> [Job] Below are records; count the lines in them that hold "ylabel" and give only the count.

[Figure record listings]
- - - -

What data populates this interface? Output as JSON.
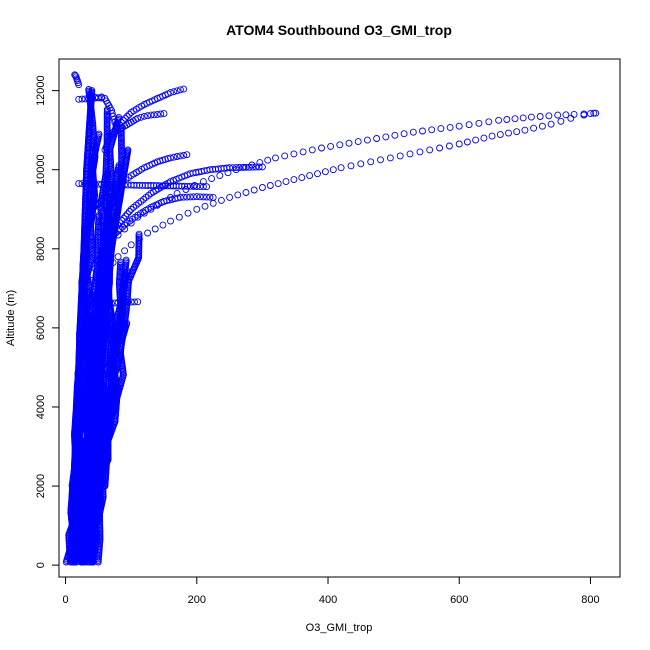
{
  "chart_data": {
    "type": "scatter",
    "title": "ATOM4 Southbound O3_GMI_trop",
    "xlabel": "O3_GMI_trop",
    "ylabel": "Altitude (m)",
    "xlim": [
      -10,
      845
    ],
    "ylim": [
      -300,
      12800
    ],
    "x_ticks": [
      0,
      200,
      400,
      600,
      800
    ],
    "y_ticks": [
      0,
      2000,
      4000,
      6000,
      8000,
      10000,
      12000
    ],
    "grid": false,
    "legend": "none",
    "marker": "open-circle",
    "point_color": "#0000ff",
    "series": [
      {
        "x": [
          20,
          22,
          25,
          30,
          35,
          40,
          45,
          55,
          70,
          90,
          110,
          140,
          170,
          210,
          260,
          320,
          390,
          460,
          530,
          600,
          660,
          710,
          750,
          775,
          790,
          800,
          808
        ],
        "y": [
          5000,
          5600,
          6100,
          6500,
          6900,
          7200,
          7500,
          7900,
          8200,
          8500,
          8800,
          9100,
          9400,
          9700,
          10000,
          10300,
          10550,
          10750,
          10950,
          11100,
          11250,
          11330,
          11380,
          11400,
          11410,
          11420,
          11430
        ]
      },
      {
        "x": [
          25,
          28,
          32,
          38,
          45,
          55,
          65,
          80,
          100,
          125,
          160,
          200,
          250,
          300,
          360,
          420,
          480,
          540,
          600,
          650,
          700,
          740,
          770,
          790,
          805
        ],
        "y": [
          4800,
          5400,
          5900,
          6400,
          6800,
          7200,
          7500,
          7800,
          8100,
          8400,
          8700,
          9000,
          9300,
          9550,
          9800,
          10050,
          10250,
          10450,
          10650,
          10850,
          11000,
          11150,
          11300,
          11380,
          11430
        ]
      },
      {
        "x": [
          60,
          70,
          85,
          100,
          120,
          140,
          160,
          175,
          180
        ],
        "y": [
          10500,
          10900,
          11200,
          11450,
          11650,
          11800,
          11950,
          12020,
          12040
        ]
      },
      {
        "x": [
          80,
          100,
          130,
          160,
          190,
          220,
          250,
          275,
          300
        ],
        "y": [
          8600,
          9000,
          9400,
          9700,
          9900,
          10000,
          10050,
          10060,
          10070
        ]
      },
      {
        "x": [
          70,
          90,
          110,
          130,
          150,
          175,
          200,
          225
        ],
        "y": [
          8300,
          8600,
          8850,
          9050,
          9200,
          9300,
          9320,
          9300
        ]
      },
      {
        "x": [
          20,
          40,
          60,
          80,
          100,
          130,
          160,
          190,
          215
        ],
        "y": [
          9650,
          9640,
          9630,
          9620,
          9610,
          9600,
          9590,
          9580,
          9570
        ]
      },
      {
        "x": [
          40,
          60,
          80,
          100,
          120,
          140,
          160,
          175,
          185
        ],
        "y": [
          9000,
          9300,
          9600,
          9850,
          10050,
          10200,
          10300,
          10350,
          10380
        ]
      },
      {
        "x": [
          60,
          70,
          80,
          90,
          100,
          110
        ],
        "y": [
          6600,
          6620,
          6640,
          6650,
          6655,
          6660
        ]
      },
      {
        "x": [
          40,
          50,
          60,
          70,
          75,
          80,
          90,
          100,
          110,
          120,
          130,
          140,
          150
        ],
        "y": [
          11850,
          11820,
          11800,
          11500,
          11200,
          11000,
          11100,
          11200,
          11300,
          11350,
          11380,
          11400,
          11420
        ]
      },
      {
        "x": [
          14,
          15,
          16,
          17,
          18,
          19,
          20
        ],
        "y": [
          12400,
          12380,
          12350,
          12300,
          12250,
          12200,
          12150
        ]
      },
      {
        "x": [
          20,
          30,
          40,
          50,
          55
        ],
        "y": [
          11780,
          11790,
          11800,
          11820,
          11840
        ]
      }
    ],
    "dense_core": {
      "x_range": [
        5,
        110
      ],
      "y_range": [
        50,
        12400
      ],
      "description_values": [
        {
          "x": [
            8,
            10,
            12,
            15,
            18,
            20,
            22,
            25,
            28,
            30,
            32,
            34,
            36,
            38,
            40
          ],
          "y": [
            150,
            1000,
            2000,
            3000,
            4000,
            5000,
            6000,
            7000,
            8000,
            9000,
            10000,
            10500,
            11000,
            11500,
            12000
          ]
        },
        {
          "x": [
            30,
            35,
            40,
            45,
            50,
            55,
            60,
            65,
            70,
            75,
            80,
            85,
            90,
            95
          ],
          "y": [
            100,
            1000,
            2000,
            3000,
            4000,
            5000,
            6000,
            7000,
            8000,
            8500,
            9000,
            9500,
            10000,
            10500
          ]
        },
        {
          "x": [
            40,
            42,
            44,
            46,
            48,
            50,
            52,
            55,
            58,
            60,
            63,
            66
          ],
          "y": [
            80,
            500,
            1200,
            2000,
            2800,
            3600,
            4400,
            5200,
            6000,
            6800,
            7600,
            8400
          ]
        },
        {
          "x": [
            60,
            62,
            64,
            66,
            68,
            70,
            72,
            75,
            78
          ],
          "y": [
            2000,
            2500,
            3000,
            3500,
            4000,
            4500,
            5000,
            5500,
            6000
          ]
        }
      ]
    }
  }
}
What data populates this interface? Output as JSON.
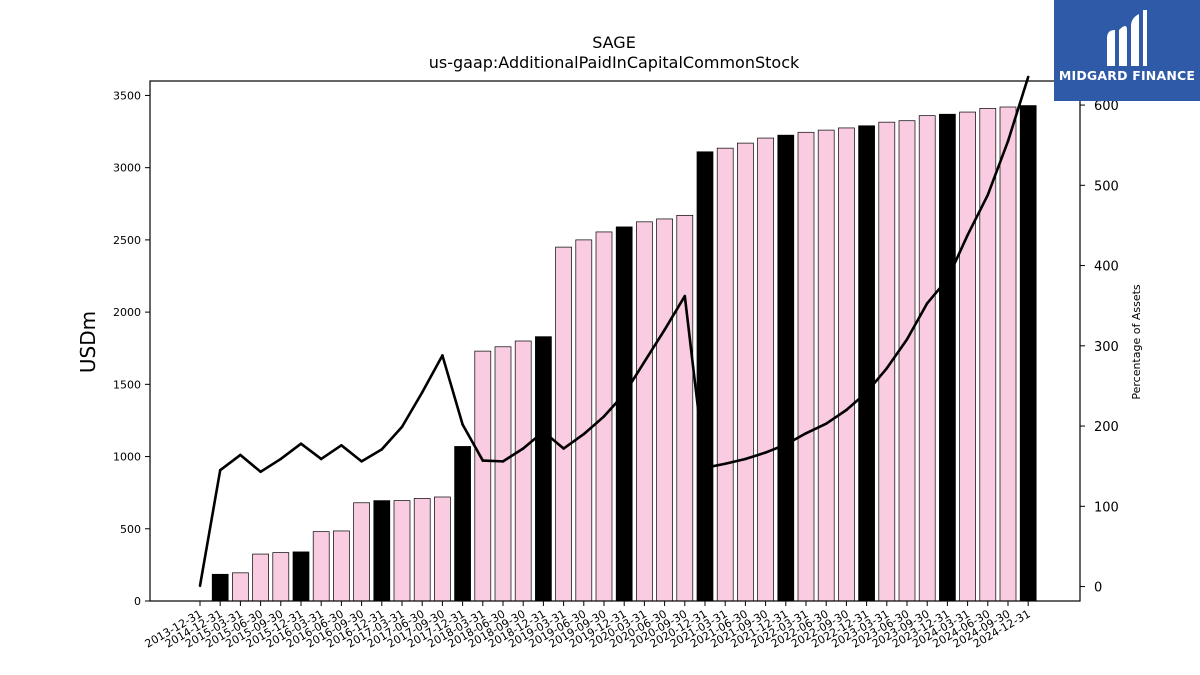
{
  "brand": {
    "logo_text": "MIDGARD FINANCE",
    "background": "#2f5aa8"
  },
  "chart_data": {
    "type": "bar",
    "title": "SAGE",
    "subtitle": "us-gaap:AdditionalPaidInCapitalCommonStock",
    "ylabel": "USDm",
    "y2label": "Percentage of Assets",
    "ylim": [
      0,
      3600
    ],
    "y2lim": [
      -18,
      630
    ],
    "yticks": [
      0,
      500,
      1000,
      1500,
      2000,
      2500,
      3000,
      3500
    ],
    "y2ticks": [
      0,
      100,
      200,
      300,
      400,
      500,
      600
    ],
    "colors": {
      "annual": "#000000",
      "quarter": "#f9cce1",
      "line": "#000000"
    },
    "categories": [
      "2013-12-31",
      "2014-12-31",
      "2015-03-31",
      "2015-06-30",
      "2015-09-30",
      "2015-12-31",
      "2016-03-31",
      "2016-06-30",
      "2016-09-30",
      "2016-12-31",
      "2017-03-31",
      "2017-06-30",
      "2017-09-30",
      "2017-12-31",
      "2018-03-31",
      "2018-06-30",
      "2018-09-30",
      "2018-12-31",
      "2019-03-31",
      "2019-06-30",
      "2019-09-30",
      "2019-12-31",
      "2020-03-31",
      "2020-06-30",
      "2020-09-30",
      "2020-12-31",
      "2021-03-31",
      "2021-06-30",
      "2021-09-30",
      "2021-12-31",
      "2022-03-31",
      "2022-06-30",
      "2022-09-30",
      "2022-12-31",
      "2023-03-31",
      "2023-06-30",
      "2023-09-30",
      "2023-12-31",
      "2024-03-31",
      "2024-06-30",
      "2024-09-30",
      "2024-12-31"
    ],
    "series": [
      {
        "type": "bar",
        "values": [
          null,
          185,
          195,
          325,
          335,
          340,
          480,
          485,
          680,
          695,
          695,
          710,
          720,
          1070,
          1730,
          1760,
          1800,
          1830,
          2450,
          2500,
          2555,
          2590,
          2625,
          2645,
          2670,
          3110,
          3135,
          3170,
          3205,
          3225,
          3245,
          3260,
          3275,
          3290,
          3315,
          3325,
          3360,
          3370,
          3385,
          3410,
          3420,
          3430
        ],
        "annual": [
          false,
          true,
          false,
          false,
          false,
          true,
          false,
          false,
          false,
          true,
          false,
          false,
          false,
          true,
          false,
          false,
          false,
          true,
          false,
          false,
          false,
          true,
          false,
          false,
          false,
          true,
          false,
          false,
          false,
          true,
          false,
          false,
          false,
          true,
          false,
          false,
          false,
          true,
          false,
          false,
          false,
          true
        ]
      },
      {
        "type": "line",
        "axis": "right",
        "values": [
          1,
          145,
          164,
          143,
          159,
          178,
          159,
          176,
          156,
          171,
          199,
          242,
          288,
          202,
          157,
          156,
          172,
          193,
          172,
          190,
          212,
          240,
          280,
          320,
          362,
          148,
          153,
          159,
          167,
          177,
          191,
          203,
          220,
          242,
          272,
          308,
          353,
          383,
          438,
          488,
          555,
          635
        ]
      }
    ]
  }
}
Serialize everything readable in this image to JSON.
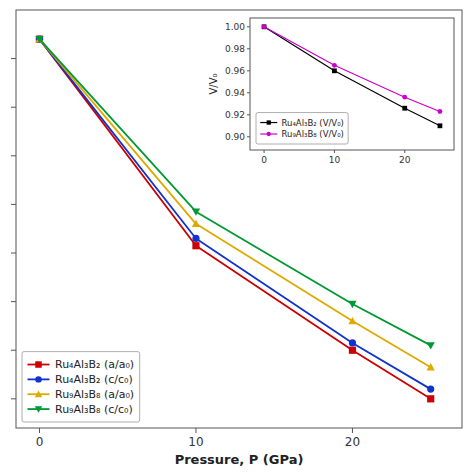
{
  "chart_data": [
    {
      "type": "line",
      "x": [
        0,
        10,
        20,
        25
      ],
      "series": [
        {
          "name": "Ru₄Al₃B₂ (a/a₀)",
          "color": "#cc0000",
          "marker": "square",
          "values": [
            0.988,
            0.903,
            0.86,
            0.84
          ]
        },
        {
          "name": "Ru₄Al₃B₂ (c/c₀)",
          "color": "#1133cc",
          "marker": "circle",
          "values": [
            0.988,
            0.906,
            0.863,
            0.844
          ]
        },
        {
          "name": "Ru₉Al₃B₈ (a/a₀)",
          "color": "#ddaa00",
          "marker": "triangle-up",
          "values": [
            0.988,
            0.912,
            0.872,
            0.853
          ]
        },
        {
          "name": "Ru₉Al₃B₈ (c/c₀)",
          "color": "#009933",
          "marker": "triangle-down",
          "values": [
            0.988,
            0.917,
            0.879,
            0.862
          ]
        }
      ],
      "xlabel": "Pressure, P (GPa)",
      "xlim": [
        -1.5,
        27
      ],
      "ylim": [
        0.828,
        1.0
      ],
      "xticks": [
        0,
        10,
        20
      ],
      "yticks": [
        0.84,
        0.86,
        0.88,
        0.9,
        0.92,
        0.94,
        0.96,
        0.98
      ],
      "tick_labels": "x",
      "grid": false,
      "legend": "lower left"
    },
    {
      "type": "line",
      "x": [
        0,
        10,
        20,
        25
      ],
      "series": [
        {
          "name": "Ru₄Al₃B₂ (V/V₀)",
          "color": "#000000",
          "marker": "square",
          "values": [
            1.0,
            0.96,
            0.926,
            0.91
          ]
        },
        {
          "name": "Ru₉Al₃B₈ (V/V₀)",
          "color": "#cc00cc",
          "marker": "circle",
          "values": [
            1.0,
            0.965,
            0.936,
            0.923
          ]
        }
      ],
      "ylabel": "V/V₀",
      "xlim": [
        -2,
        27
      ],
      "ylim": [
        0.888,
        1.008
      ],
      "xticks": [
        0,
        10,
        20
      ],
      "yticks": [
        {
          "value": 0.9,
          "label": "0.90"
        },
        {
          "value": 0.92,
          "label": "0.92"
        },
        {
          "value": 0.94,
          "label": "0.94"
        },
        {
          "value": 0.96,
          "label": "0.96"
        },
        {
          "value": 0.98,
          "label": "0.98"
        },
        {
          "value": 1.0,
          "label": "1.00"
        }
      ],
      "grid": false,
      "legend": "lower left"
    }
  ]
}
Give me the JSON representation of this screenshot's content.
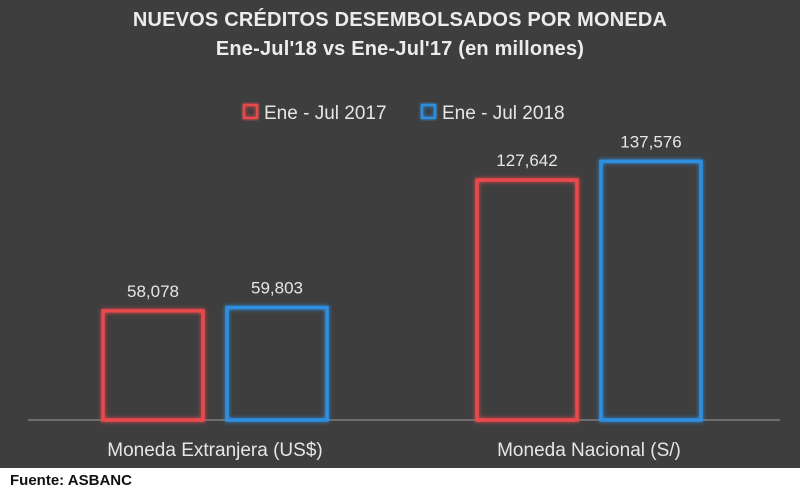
{
  "chart_data": {
    "type": "bar",
    "title": "NUEVOS CRÉDITOS DESEMBOLSADOS POR MONEDA",
    "subtitle": "Ene-Jul'18 vs Ene-Jul'17 (en millones)",
    "categories": [
      "Moneda Extranjera (US$)",
      "Moneda Nacional (S/)"
    ],
    "series": [
      {
        "name": "Ene - Jul 2017",
        "color": "#e8484e",
        "values": [
          58078,
          127642
        ],
        "labels": [
          "58,078",
          "127,642"
        ]
      },
      {
        "name": "Ene - Jul 2018",
        "color": "#2f8fe0",
        "values": [
          59803,
          137576
        ],
        "labels": [
          "59,803",
          "137,576"
        ]
      }
    ],
    "ylim": [
      0,
      150000
    ],
    "grid": false,
    "legend_position": "top-center"
  },
  "footer": {
    "source": "Fuente: ASBANC"
  },
  "colors": {
    "background": "#3e3e3e",
    "text": "#e6e6e6",
    "axis": "#8a8a8a"
  }
}
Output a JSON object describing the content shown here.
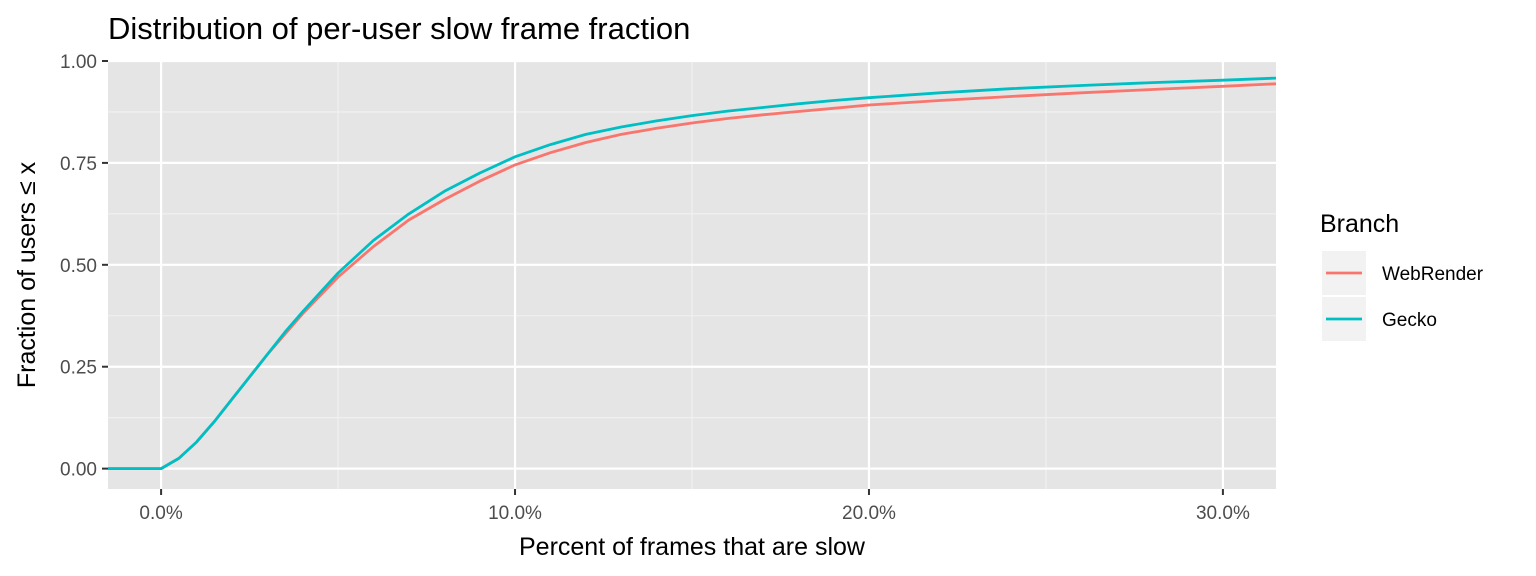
{
  "chart_data": {
    "type": "line",
    "title": "Distribution of per-user slow frame fraction",
    "xlabel": "Percent of frames that are slow",
    "ylabel": "Fraction of users ≤ x",
    "xlim": [
      -1.5,
      31.5
    ],
    "ylim": [
      -0.05,
      1.0
    ],
    "x_ticks": [
      0,
      10,
      20,
      30
    ],
    "x_tick_labels": [
      "0.0%",
      "10.0%",
      "20.0%",
      "30.0%"
    ],
    "y_ticks": [
      0,
      0.25,
      0.5,
      0.75,
      1.0
    ],
    "y_tick_labels": [
      "0.00",
      "0.25",
      "0.50",
      "0.75",
      "1.00"
    ],
    "grid": true,
    "legend": {
      "title": "Branch",
      "position": "right"
    },
    "series": [
      {
        "name": "WebRender",
        "color": "#f8766d",
        "x": [
          -1.5,
          0,
          0.5,
          1,
          1.5,
          2,
          2.5,
          3,
          3.5,
          4,
          5,
          6,
          7,
          8,
          9,
          10,
          11,
          12,
          13,
          14,
          15,
          16,
          17,
          18,
          19,
          20,
          22,
          24,
          26,
          28,
          30,
          31.5
        ],
        "y": [
          0,
          0,
          0.025,
          0.065,
          0.115,
          0.17,
          0.225,
          0.28,
          0.33,
          0.38,
          0.47,
          0.545,
          0.61,
          0.66,
          0.705,
          0.745,
          0.775,
          0.8,
          0.82,
          0.835,
          0.848,
          0.859,
          0.868,
          0.876,
          0.884,
          0.892,
          0.903,
          0.913,
          0.922,
          0.93,
          0.938,
          0.944
        ]
      },
      {
        "name": "Gecko",
        "color": "#00bfc4",
        "x": [
          -1.5,
          0,
          0.5,
          1,
          1.5,
          2,
          2.5,
          3,
          3.5,
          4,
          5,
          6,
          7,
          8,
          9,
          10,
          11,
          12,
          13,
          14,
          15,
          16,
          17,
          18,
          19,
          20,
          22,
          24,
          26,
          28,
          30,
          31.5
        ],
        "y": [
          0,
          0,
          0.025,
          0.065,
          0.115,
          0.17,
          0.225,
          0.28,
          0.335,
          0.385,
          0.48,
          0.56,
          0.625,
          0.68,
          0.725,
          0.765,
          0.795,
          0.82,
          0.838,
          0.853,
          0.866,
          0.877,
          0.886,
          0.895,
          0.903,
          0.91,
          0.922,
          0.932,
          0.94,
          0.947,
          0.953,
          0.958
        ]
      }
    ]
  }
}
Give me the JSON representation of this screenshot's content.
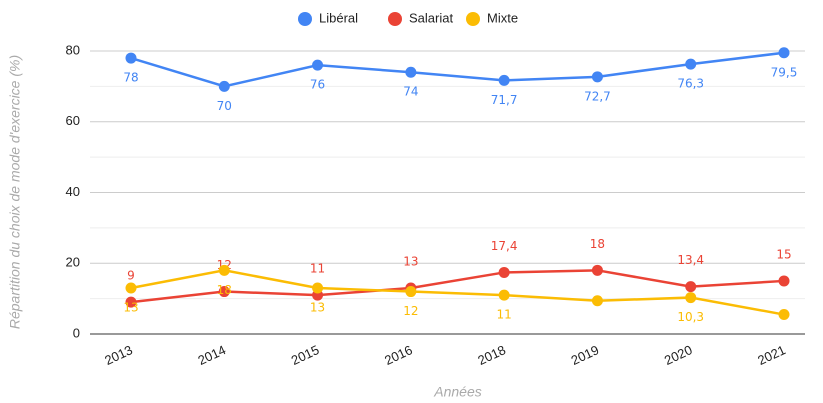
{
  "chart_data": {
    "type": "line",
    "x_label": "Années",
    "y_label": "Répartition du choix de mode d'exercice (%)",
    "categories": [
      "2013",
      "2014",
      "2015",
      "2016",
      "2018",
      "2019",
      "2020",
      "2021"
    ],
    "series": [
      {
        "name": "Libéral",
        "color": "#4285f4",
        "values": [
          78,
          70,
          76,
          74,
          71.7,
          72.7,
          76.3,
          79.5
        ],
        "value_labels": [
          "78",
          "70",
          "76",
          "74",
          "71,7",
          "72,7",
          "76,3",
          "79,5"
        ]
      },
      {
        "name": "Salariat",
        "color": "#ea4335",
        "values": [
          9,
          12,
          11,
          13,
          17.4,
          18,
          13.4,
          15
        ],
        "value_labels": [
          "9",
          "12",
          "11",
          "13",
          "17,4",
          "18",
          "13,4",
          "15"
        ]
      },
      {
        "name": "Mixte",
        "color": "#fbbc04",
        "values": [
          13,
          18,
          13,
          12,
          11,
          9.4,
          10.3,
          5.5
        ],
        "value_labels": [
          "13",
          "18",
          "13",
          "12",
          "11",
          null,
          "10,3",
          null
        ]
      }
    ],
    "ylim": [
      0,
      80
    ],
    "yticks": [
      0,
      20,
      40,
      60,
      80
    ],
    "minor_yticks": [
      10,
      30,
      50,
      70
    ],
    "grid": true,
    "legend": "top"
  }
}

- - - -

> [Correct response] 4